SET EXERCISE
Report how many lines hold the word "this"; answer with the number alone.

* START *

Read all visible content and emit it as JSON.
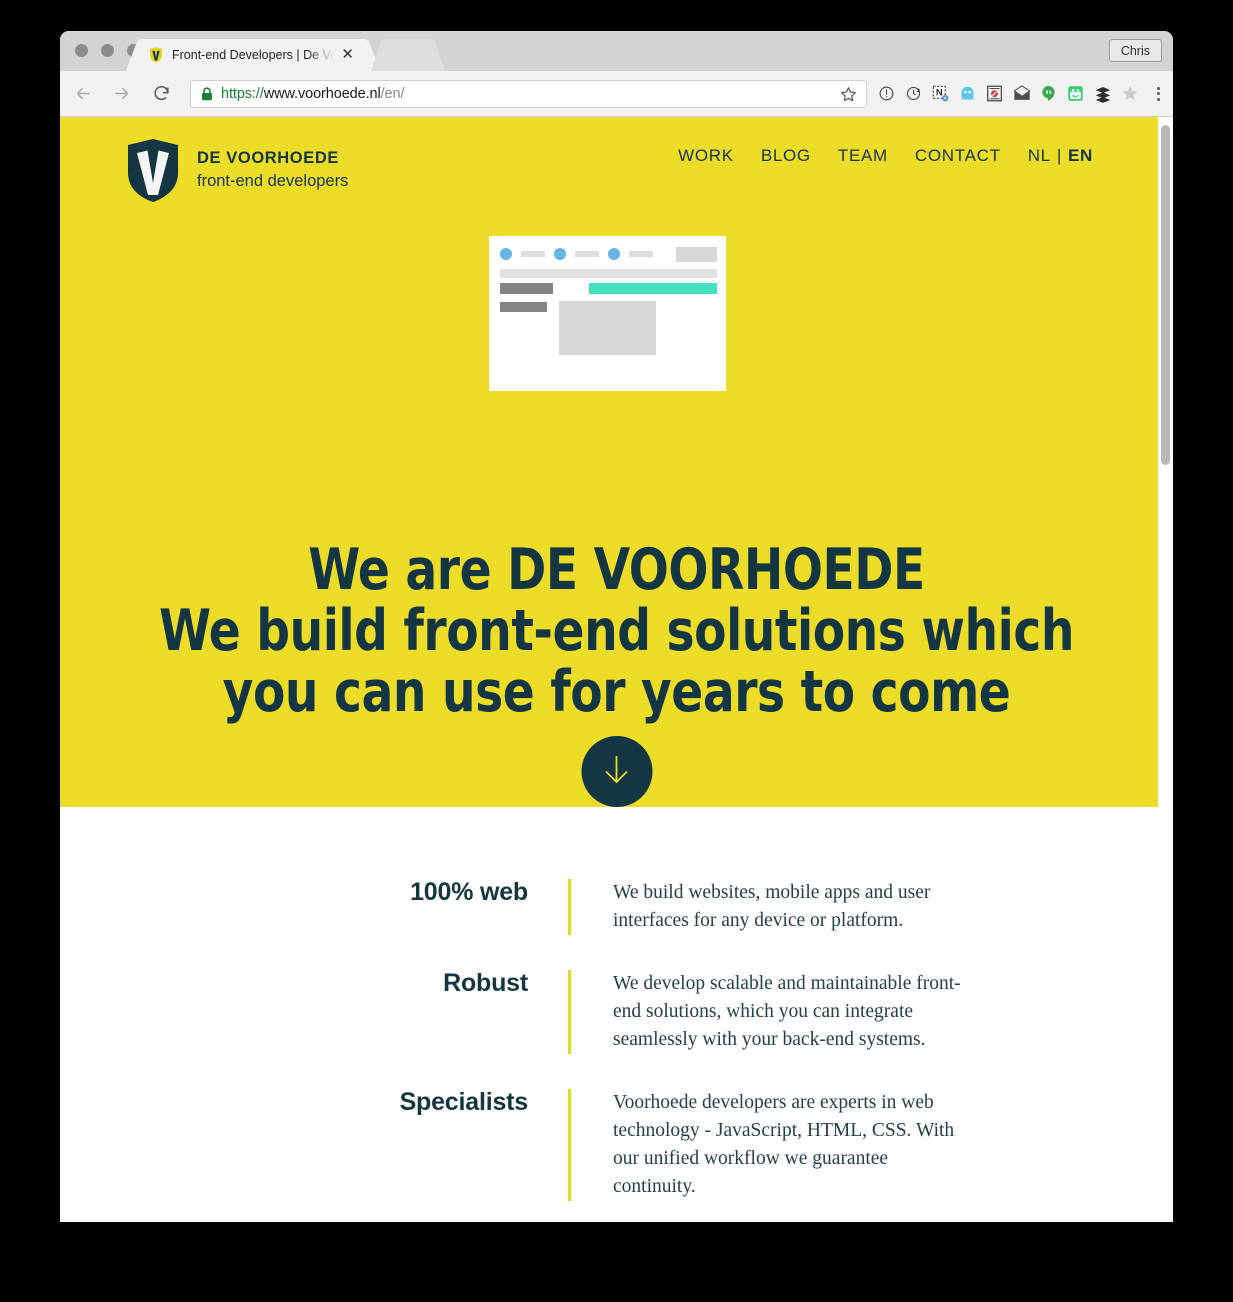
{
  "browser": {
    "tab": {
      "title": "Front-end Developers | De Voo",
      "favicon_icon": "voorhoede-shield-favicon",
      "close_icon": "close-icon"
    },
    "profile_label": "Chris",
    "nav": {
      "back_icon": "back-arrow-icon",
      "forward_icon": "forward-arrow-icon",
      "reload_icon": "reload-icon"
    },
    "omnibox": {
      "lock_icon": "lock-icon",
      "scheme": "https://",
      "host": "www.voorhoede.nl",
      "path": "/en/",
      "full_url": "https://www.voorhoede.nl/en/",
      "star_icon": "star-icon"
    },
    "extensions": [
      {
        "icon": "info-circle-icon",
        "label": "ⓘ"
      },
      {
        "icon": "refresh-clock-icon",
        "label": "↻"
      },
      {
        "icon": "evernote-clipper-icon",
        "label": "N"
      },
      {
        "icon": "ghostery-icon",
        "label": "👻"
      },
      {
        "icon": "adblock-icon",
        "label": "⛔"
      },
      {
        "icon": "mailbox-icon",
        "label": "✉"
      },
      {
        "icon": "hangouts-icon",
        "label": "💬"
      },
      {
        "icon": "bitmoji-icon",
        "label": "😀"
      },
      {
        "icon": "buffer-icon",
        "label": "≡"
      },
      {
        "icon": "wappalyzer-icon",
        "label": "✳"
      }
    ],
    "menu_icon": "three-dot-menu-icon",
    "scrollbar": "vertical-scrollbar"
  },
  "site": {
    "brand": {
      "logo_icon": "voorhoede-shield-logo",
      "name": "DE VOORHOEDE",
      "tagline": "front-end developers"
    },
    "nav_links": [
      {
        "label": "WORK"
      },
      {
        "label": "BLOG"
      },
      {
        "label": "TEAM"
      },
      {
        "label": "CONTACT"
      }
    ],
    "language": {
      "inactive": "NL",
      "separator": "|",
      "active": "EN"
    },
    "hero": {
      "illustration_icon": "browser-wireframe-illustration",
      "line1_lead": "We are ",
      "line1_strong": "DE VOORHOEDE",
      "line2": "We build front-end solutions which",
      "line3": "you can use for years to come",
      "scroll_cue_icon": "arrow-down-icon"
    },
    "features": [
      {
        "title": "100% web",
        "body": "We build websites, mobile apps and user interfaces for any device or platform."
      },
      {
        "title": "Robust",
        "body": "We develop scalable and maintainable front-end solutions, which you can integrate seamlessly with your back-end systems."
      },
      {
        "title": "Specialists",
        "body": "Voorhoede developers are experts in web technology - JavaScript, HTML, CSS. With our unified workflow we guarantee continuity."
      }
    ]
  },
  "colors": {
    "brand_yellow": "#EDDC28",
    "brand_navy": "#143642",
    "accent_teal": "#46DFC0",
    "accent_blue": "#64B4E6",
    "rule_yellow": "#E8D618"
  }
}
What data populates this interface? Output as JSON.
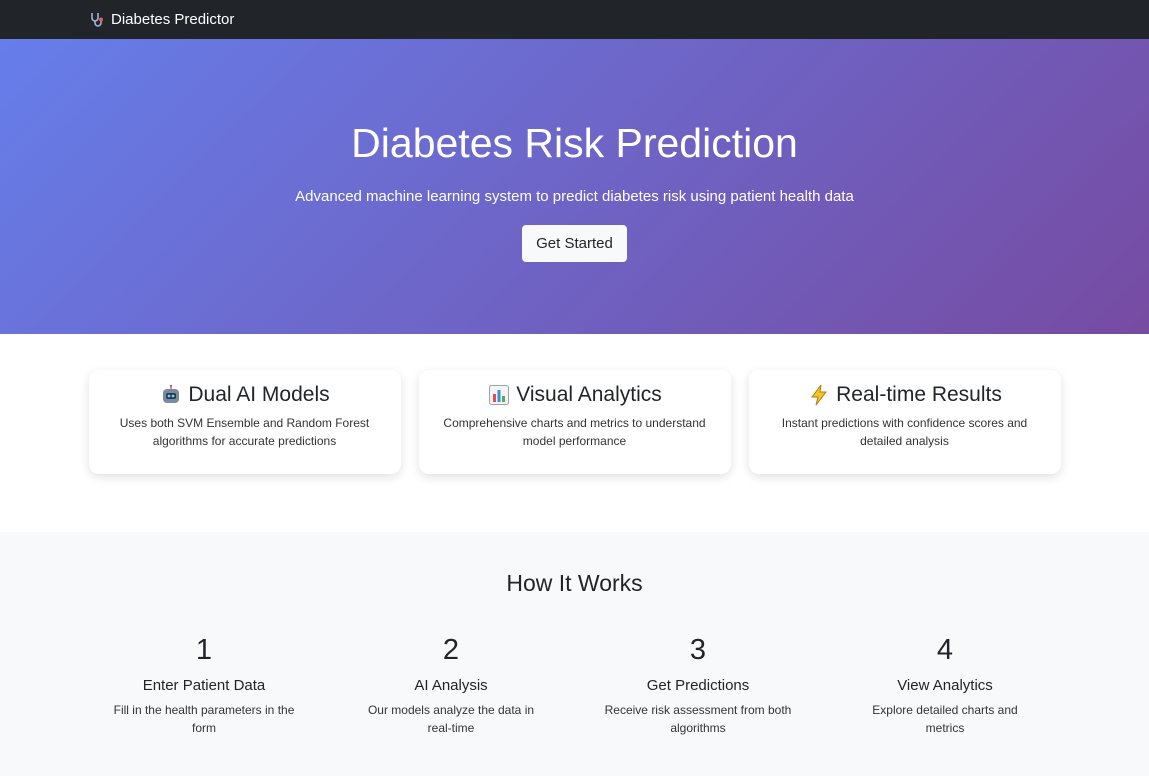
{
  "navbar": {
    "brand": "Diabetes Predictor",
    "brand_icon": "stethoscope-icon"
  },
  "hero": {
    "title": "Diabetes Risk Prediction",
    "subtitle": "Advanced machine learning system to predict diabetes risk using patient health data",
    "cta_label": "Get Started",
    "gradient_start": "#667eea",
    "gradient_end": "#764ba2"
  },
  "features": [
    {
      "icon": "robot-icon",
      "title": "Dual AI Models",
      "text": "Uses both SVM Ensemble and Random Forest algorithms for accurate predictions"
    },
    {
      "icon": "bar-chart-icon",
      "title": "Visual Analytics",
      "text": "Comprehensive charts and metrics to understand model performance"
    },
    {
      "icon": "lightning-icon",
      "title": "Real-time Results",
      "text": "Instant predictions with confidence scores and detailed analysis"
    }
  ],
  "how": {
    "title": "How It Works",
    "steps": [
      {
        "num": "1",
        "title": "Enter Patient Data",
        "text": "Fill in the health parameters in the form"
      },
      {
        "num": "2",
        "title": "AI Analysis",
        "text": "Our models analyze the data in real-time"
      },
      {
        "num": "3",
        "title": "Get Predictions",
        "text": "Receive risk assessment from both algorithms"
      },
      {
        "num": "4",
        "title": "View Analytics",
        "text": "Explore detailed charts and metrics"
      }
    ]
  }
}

* END *
* START *

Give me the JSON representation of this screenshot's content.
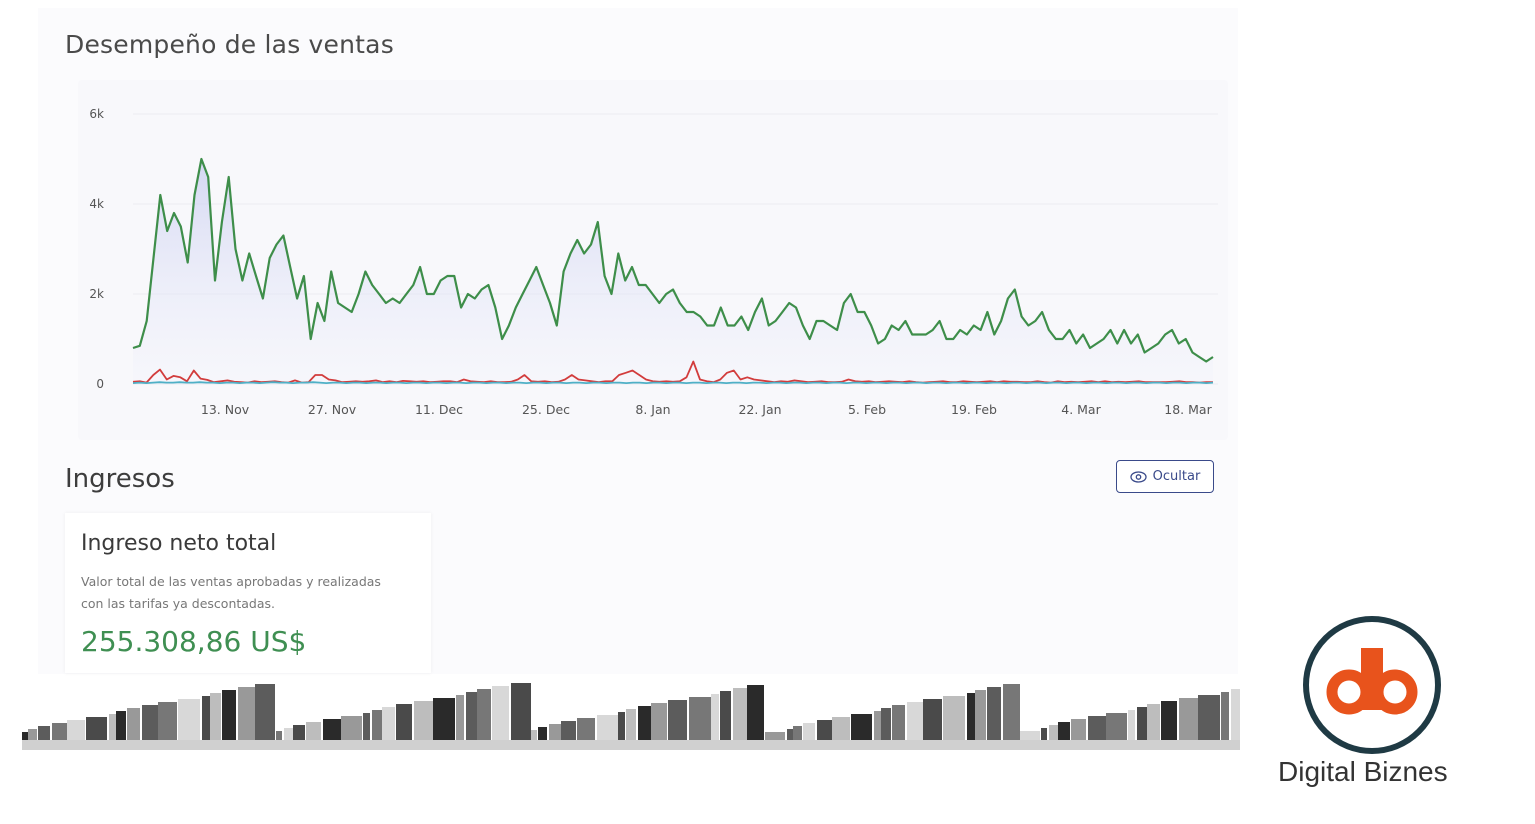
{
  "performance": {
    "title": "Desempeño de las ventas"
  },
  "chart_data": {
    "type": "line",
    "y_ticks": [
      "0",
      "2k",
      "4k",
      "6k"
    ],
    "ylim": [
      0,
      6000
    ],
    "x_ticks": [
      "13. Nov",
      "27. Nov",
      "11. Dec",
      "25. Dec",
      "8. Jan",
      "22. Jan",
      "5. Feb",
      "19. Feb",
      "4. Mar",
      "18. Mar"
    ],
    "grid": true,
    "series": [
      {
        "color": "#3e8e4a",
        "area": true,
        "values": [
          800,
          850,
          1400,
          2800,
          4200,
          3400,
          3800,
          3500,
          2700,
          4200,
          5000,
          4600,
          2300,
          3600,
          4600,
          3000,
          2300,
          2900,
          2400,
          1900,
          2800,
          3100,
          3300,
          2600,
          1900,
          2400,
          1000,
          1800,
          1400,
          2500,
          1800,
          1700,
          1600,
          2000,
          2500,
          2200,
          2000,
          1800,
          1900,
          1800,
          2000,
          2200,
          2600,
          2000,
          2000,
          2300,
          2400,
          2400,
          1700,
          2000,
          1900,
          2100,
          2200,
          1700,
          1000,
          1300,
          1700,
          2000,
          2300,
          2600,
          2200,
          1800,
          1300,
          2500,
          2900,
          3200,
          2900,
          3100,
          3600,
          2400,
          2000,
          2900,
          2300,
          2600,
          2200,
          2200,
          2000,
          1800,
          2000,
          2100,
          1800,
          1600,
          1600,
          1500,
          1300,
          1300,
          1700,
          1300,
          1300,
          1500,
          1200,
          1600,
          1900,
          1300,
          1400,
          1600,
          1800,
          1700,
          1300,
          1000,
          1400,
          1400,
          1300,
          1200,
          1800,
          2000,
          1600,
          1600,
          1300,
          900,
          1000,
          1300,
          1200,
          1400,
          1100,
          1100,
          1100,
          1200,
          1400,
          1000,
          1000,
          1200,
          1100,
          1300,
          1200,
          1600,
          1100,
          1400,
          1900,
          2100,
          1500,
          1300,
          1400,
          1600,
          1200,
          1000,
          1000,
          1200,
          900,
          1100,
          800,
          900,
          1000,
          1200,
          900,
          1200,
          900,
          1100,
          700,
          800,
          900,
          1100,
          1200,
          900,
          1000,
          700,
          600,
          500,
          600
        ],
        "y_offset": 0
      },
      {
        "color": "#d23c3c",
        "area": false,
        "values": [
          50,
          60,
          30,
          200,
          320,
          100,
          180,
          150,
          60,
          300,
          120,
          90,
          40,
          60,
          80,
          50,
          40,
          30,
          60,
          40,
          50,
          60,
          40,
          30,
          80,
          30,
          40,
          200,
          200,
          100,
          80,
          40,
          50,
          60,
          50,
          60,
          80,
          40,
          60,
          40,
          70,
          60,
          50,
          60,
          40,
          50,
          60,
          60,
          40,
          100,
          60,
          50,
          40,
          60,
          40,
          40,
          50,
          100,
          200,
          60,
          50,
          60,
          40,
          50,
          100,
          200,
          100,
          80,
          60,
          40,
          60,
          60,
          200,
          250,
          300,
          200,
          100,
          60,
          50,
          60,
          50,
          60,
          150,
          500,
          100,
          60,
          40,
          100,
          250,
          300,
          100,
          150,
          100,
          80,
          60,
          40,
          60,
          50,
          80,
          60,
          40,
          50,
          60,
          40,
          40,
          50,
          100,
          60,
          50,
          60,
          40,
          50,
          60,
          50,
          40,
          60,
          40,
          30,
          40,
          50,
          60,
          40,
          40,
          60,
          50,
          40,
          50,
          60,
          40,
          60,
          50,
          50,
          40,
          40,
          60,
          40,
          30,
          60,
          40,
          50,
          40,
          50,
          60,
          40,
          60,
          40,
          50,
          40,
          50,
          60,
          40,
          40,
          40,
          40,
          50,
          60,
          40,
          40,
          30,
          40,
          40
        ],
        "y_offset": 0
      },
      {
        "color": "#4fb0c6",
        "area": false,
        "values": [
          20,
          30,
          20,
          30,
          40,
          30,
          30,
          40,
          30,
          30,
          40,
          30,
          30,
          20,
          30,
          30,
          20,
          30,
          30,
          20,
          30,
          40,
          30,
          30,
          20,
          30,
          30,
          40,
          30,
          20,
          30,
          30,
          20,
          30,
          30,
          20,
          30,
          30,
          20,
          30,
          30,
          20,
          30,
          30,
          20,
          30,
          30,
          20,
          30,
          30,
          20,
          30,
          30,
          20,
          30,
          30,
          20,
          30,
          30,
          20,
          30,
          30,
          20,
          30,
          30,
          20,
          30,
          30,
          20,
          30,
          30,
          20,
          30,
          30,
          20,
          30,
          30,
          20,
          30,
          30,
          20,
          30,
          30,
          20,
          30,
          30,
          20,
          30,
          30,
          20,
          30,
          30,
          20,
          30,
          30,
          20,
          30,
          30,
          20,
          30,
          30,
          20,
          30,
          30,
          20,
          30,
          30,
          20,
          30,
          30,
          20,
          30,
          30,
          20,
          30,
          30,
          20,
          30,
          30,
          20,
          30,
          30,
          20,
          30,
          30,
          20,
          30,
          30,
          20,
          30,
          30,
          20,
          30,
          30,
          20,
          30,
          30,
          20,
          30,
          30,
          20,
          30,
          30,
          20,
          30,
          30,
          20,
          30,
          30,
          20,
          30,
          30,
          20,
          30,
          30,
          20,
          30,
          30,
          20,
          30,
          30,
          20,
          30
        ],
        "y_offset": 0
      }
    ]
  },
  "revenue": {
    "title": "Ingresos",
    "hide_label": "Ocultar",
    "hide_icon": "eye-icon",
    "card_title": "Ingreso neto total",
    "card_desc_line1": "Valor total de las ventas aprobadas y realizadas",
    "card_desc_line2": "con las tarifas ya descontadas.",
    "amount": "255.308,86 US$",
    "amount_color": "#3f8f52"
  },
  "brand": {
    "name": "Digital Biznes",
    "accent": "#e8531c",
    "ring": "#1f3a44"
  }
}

* END *

TASK SOLUTION
2